### Written request
Search the material and gather each line with "relative" in it.
----------
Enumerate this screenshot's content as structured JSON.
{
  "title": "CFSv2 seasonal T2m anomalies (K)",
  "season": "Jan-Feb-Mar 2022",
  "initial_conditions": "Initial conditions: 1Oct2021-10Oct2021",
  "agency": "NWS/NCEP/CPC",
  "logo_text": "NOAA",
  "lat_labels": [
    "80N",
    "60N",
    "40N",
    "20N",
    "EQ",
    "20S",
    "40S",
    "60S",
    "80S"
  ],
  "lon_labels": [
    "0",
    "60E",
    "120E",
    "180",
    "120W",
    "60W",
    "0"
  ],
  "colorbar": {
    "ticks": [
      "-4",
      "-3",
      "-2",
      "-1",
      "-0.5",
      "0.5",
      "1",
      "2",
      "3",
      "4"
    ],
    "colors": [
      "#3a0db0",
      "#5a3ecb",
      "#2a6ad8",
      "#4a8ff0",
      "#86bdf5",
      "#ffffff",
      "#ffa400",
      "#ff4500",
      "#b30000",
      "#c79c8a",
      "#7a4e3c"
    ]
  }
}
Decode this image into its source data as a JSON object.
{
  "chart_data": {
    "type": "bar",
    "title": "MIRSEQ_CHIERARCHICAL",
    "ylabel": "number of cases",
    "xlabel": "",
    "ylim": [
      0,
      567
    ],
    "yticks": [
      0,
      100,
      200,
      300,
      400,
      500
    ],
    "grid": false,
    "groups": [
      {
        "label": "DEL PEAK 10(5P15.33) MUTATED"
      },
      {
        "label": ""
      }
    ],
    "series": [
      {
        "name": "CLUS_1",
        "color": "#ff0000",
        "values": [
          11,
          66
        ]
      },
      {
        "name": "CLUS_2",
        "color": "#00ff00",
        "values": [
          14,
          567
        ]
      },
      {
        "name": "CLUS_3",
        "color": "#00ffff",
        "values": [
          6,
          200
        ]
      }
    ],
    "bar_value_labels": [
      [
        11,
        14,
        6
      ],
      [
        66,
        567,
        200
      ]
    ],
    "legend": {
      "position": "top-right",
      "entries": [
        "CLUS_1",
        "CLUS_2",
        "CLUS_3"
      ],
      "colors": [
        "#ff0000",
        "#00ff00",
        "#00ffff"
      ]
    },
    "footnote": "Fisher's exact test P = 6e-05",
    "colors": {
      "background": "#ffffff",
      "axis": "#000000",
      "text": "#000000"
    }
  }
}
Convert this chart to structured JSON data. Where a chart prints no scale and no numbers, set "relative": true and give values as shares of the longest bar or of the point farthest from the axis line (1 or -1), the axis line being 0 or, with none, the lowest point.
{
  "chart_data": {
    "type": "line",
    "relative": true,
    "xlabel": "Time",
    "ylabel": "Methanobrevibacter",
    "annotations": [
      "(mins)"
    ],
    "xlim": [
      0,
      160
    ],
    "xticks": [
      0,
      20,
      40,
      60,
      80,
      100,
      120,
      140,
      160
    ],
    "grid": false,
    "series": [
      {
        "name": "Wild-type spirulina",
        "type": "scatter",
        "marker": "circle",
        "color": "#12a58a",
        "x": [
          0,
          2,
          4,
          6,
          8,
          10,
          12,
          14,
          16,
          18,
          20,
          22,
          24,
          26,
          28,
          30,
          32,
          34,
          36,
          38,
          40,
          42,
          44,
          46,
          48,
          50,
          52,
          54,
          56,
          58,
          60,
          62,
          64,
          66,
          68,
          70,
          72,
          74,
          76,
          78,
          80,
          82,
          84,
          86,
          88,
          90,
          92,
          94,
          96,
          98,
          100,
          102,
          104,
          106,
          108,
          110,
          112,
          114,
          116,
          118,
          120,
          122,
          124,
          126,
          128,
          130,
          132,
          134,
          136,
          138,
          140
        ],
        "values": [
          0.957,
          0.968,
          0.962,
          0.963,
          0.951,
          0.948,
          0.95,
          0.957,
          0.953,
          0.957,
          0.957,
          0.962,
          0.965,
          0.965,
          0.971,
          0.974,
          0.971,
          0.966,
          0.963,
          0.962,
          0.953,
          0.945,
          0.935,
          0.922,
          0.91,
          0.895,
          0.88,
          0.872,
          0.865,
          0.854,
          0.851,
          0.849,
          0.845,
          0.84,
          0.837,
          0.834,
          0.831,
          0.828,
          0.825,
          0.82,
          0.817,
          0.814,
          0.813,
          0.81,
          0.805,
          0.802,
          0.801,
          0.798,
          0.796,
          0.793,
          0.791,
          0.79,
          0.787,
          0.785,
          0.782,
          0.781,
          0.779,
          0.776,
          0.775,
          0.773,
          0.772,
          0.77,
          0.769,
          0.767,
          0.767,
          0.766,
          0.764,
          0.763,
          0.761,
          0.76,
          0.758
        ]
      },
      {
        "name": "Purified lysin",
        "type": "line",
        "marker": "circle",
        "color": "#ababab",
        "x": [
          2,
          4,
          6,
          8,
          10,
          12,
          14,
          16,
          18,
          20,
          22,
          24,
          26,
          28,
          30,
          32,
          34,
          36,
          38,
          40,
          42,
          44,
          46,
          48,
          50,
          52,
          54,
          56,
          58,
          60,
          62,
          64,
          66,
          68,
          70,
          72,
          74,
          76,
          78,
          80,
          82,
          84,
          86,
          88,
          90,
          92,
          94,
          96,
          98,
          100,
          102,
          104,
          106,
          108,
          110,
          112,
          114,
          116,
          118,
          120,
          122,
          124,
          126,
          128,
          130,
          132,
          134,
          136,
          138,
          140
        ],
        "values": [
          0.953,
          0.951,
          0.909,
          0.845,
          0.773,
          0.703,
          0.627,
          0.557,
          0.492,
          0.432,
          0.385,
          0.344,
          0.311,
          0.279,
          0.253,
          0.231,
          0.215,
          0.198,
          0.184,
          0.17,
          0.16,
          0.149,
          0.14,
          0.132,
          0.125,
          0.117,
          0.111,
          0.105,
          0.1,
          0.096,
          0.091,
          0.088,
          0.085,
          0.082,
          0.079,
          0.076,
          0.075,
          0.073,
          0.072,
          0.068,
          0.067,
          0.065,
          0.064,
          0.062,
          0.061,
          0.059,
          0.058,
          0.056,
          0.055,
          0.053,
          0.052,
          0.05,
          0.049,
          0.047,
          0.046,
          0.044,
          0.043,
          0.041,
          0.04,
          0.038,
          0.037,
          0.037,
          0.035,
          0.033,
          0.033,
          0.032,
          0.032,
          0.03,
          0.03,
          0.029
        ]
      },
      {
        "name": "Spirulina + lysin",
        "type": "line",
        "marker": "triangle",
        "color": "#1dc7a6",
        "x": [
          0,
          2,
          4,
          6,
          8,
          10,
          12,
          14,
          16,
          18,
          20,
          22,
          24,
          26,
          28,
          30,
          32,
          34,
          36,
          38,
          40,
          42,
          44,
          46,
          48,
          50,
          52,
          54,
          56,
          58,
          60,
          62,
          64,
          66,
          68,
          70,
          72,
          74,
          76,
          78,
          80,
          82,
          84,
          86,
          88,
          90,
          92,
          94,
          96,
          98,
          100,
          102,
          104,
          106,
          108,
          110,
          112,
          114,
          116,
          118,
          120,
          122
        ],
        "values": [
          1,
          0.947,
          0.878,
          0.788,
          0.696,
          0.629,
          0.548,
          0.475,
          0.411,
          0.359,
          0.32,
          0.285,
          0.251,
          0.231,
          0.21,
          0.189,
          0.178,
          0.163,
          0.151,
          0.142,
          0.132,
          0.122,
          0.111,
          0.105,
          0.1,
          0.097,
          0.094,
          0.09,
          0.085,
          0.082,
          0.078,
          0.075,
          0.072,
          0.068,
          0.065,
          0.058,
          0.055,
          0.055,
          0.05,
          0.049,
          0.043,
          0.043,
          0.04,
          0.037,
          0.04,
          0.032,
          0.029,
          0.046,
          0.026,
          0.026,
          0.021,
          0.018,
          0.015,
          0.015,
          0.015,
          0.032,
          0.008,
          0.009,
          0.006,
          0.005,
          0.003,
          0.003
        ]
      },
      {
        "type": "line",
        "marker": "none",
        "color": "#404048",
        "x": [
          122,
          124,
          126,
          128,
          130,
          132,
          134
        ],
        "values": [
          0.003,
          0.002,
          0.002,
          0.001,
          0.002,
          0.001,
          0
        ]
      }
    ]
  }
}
----------
### Solution to this task
Convert this chart to structured JSON data. Where a chart prints no scale and no numbers, set "relative": true and give values as shares of the longest bar or of the point farthest from the axis line (1 or -1), the axis line being 0 or, with none, the lowest point.
    "relative": true,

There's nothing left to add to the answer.